What the task requires -> Write the data below out exactly as it stands. Do not include the pictures.

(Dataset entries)
□ □ □ □ □ □ □

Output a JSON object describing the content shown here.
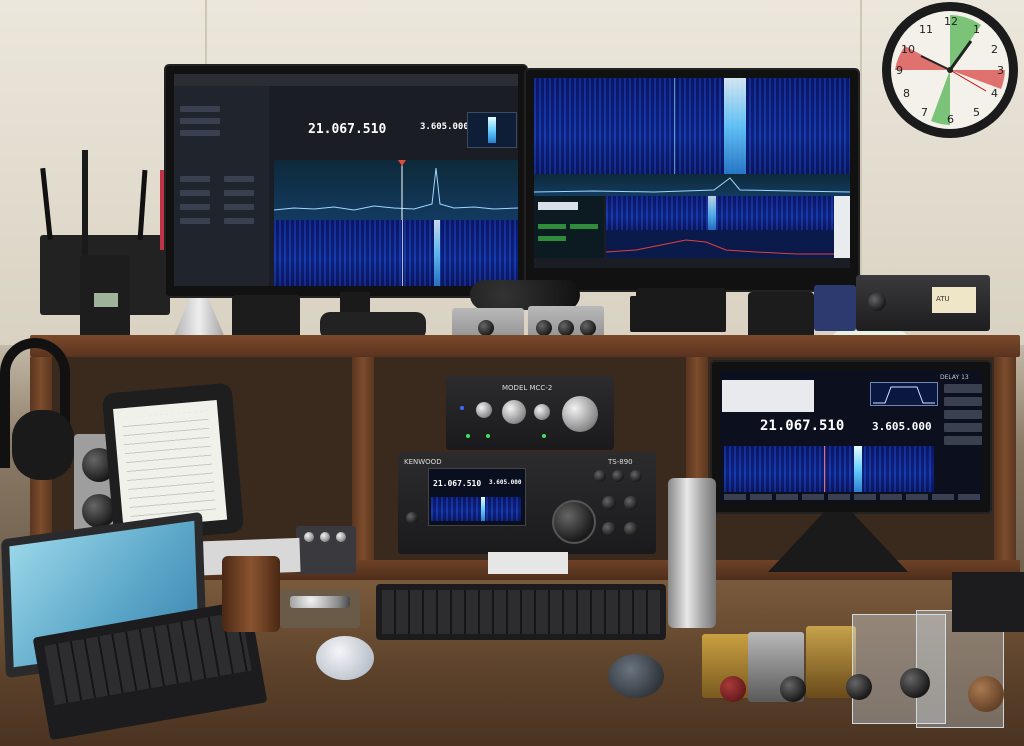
{
  "scene": {
    "left_monitor": {
      "vfo_a": "21.067.510",
      "vfo_b": "3.605.000"
    },
    "tv_monitor": {
      "delay": "DELAY 13",
      "vfo": "21.067.510",
      "vfo_sub": "3.605.000"
    },
    "controller_box": {
      "label": "MODEL MCC-2"
    },
    "radio": {
      "brand": "KENWOOD",
      "model": "TS-890",
      "display_freq": "21.067.510",
      "display_freq_sub": "3.605.000"
    },
    "clock": {
      "numbers": [
        "12",
        "1",
        "2",
        "3",
        "4",
        "5",
        "6",
        "7",
        "8",
        "9",
        "10",
        "11"
      ]
    },
    "tuner": {
      "label": "ATU"
    },
    "tin_can": {
      "color": "#b8b8b8"
    },
    "colors": {
      "waterfall_blue": "#1030a0",
      "signal_cyan": "#6ad0ff",
      "wood": "#6e4226",
      "clock_red_sector": "#d9534f",
      "clock_green_sector": "#4caf50"
    }
  }
}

□ □ □ □ □ □ □

Reply to the exercise ->
Output a JSON object describing the content shown here.
{
  "scene": {
    "left_monitor": {
      "vfo_a": "21.067.510",
      "vfo_b": "3.605.000"
    },
    "tv_monitor": {
      "delay": "DELAY 13",
      "vfo": "21.067.510",
      "vfo_sub": "3.605.000"
    },
    "controller_box": {
      "label": "MODEL MCC-2"
    },
    "radio": {
      "brand": "KENWOOD",
      "model": "TS-890",
      "display_freq": "21.067.510",
      "display_freq_sub": "3.605.000"
    },
    "clock": {
      "numbers": [
        "12",
        "1",
        "2",
        "3",
        "4",
        "5",
        "6",
        "7",
        "8",
        "9",
        "10",
        "11"
      ]
    },
    "tuner": {
      "label": "ATU"
    },
    "tin_can": {
      "color": "#b8b8b8"
    },
    "colors": {
      "waterfall_blue": "#1030a0",
      "signal_cyan": "#6ad0ff",
      "wood": "#6e4226",
      "clock_red_sector": "#d9534f",
      "clock_green_sector": "#4caf50"
    }
  }
}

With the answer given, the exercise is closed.